[WHAT YOU ARE ASKED TO DO]: What number of lines hold the word "Tambahan"? State that number and nothing besides.

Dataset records
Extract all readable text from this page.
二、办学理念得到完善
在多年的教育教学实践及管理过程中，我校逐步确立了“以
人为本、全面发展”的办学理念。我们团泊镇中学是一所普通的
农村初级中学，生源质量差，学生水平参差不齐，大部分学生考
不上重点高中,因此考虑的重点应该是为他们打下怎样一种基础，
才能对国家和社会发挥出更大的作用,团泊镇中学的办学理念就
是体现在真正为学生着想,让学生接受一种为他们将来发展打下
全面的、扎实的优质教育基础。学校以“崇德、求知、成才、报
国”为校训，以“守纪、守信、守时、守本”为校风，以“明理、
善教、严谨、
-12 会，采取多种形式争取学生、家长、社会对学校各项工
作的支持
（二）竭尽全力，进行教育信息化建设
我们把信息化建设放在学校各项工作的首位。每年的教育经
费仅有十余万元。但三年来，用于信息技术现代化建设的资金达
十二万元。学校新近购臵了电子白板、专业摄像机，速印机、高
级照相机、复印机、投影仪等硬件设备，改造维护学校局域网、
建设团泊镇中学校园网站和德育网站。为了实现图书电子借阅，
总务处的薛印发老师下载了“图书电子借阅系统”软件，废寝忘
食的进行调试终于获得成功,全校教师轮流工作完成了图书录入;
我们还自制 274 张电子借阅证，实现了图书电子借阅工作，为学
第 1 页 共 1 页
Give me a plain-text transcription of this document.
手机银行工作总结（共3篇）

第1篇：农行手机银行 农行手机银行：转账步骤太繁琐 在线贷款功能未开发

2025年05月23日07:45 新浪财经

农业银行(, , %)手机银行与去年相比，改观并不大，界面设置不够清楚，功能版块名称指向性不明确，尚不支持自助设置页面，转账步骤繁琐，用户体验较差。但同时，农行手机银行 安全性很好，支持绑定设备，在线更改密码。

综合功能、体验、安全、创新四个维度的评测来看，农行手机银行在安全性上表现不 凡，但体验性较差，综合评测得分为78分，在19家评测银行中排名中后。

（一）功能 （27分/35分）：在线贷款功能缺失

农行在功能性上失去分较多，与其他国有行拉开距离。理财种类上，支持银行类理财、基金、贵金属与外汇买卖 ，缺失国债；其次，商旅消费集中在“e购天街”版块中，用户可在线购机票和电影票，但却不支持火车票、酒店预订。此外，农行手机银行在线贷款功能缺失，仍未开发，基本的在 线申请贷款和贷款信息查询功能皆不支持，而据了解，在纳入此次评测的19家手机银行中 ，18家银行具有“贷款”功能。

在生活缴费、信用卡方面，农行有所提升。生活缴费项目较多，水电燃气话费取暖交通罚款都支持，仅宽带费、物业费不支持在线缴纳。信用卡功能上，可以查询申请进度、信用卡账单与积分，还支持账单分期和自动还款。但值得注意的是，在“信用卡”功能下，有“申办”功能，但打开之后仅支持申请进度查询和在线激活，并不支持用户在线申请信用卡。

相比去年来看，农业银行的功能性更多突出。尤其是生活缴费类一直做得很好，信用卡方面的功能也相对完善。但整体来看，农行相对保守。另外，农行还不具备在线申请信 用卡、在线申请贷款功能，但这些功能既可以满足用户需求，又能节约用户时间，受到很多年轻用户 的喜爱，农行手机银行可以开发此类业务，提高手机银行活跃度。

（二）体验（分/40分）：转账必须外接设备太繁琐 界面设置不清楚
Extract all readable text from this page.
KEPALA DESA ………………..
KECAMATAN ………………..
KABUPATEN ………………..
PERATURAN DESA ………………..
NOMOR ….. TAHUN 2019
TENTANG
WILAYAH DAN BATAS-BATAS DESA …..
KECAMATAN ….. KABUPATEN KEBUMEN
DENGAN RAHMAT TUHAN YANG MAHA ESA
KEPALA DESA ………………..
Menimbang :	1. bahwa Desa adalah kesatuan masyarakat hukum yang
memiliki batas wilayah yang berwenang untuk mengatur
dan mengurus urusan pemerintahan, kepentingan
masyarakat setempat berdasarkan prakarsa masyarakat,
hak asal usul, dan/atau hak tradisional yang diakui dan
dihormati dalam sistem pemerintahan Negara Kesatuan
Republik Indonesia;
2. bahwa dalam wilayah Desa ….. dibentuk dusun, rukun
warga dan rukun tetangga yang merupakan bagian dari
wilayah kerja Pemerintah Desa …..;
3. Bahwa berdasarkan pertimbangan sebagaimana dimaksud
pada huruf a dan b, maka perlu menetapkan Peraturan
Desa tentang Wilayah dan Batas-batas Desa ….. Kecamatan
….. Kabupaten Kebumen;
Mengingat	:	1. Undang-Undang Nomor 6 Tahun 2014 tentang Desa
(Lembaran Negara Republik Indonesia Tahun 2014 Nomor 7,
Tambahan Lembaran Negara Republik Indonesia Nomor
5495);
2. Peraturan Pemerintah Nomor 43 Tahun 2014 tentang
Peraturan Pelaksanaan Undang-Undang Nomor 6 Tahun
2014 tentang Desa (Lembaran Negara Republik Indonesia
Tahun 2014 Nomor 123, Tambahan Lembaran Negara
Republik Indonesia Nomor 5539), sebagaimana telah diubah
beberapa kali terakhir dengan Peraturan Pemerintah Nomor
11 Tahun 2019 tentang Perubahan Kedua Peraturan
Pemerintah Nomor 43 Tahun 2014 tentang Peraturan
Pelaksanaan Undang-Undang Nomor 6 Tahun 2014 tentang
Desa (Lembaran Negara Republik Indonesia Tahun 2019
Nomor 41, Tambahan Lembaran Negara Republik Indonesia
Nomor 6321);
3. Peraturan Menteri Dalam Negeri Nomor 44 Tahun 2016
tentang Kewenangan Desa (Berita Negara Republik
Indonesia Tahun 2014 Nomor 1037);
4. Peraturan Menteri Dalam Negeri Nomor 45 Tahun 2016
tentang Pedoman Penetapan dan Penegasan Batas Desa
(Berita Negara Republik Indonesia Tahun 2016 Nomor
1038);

[THE RESPONSE]: 3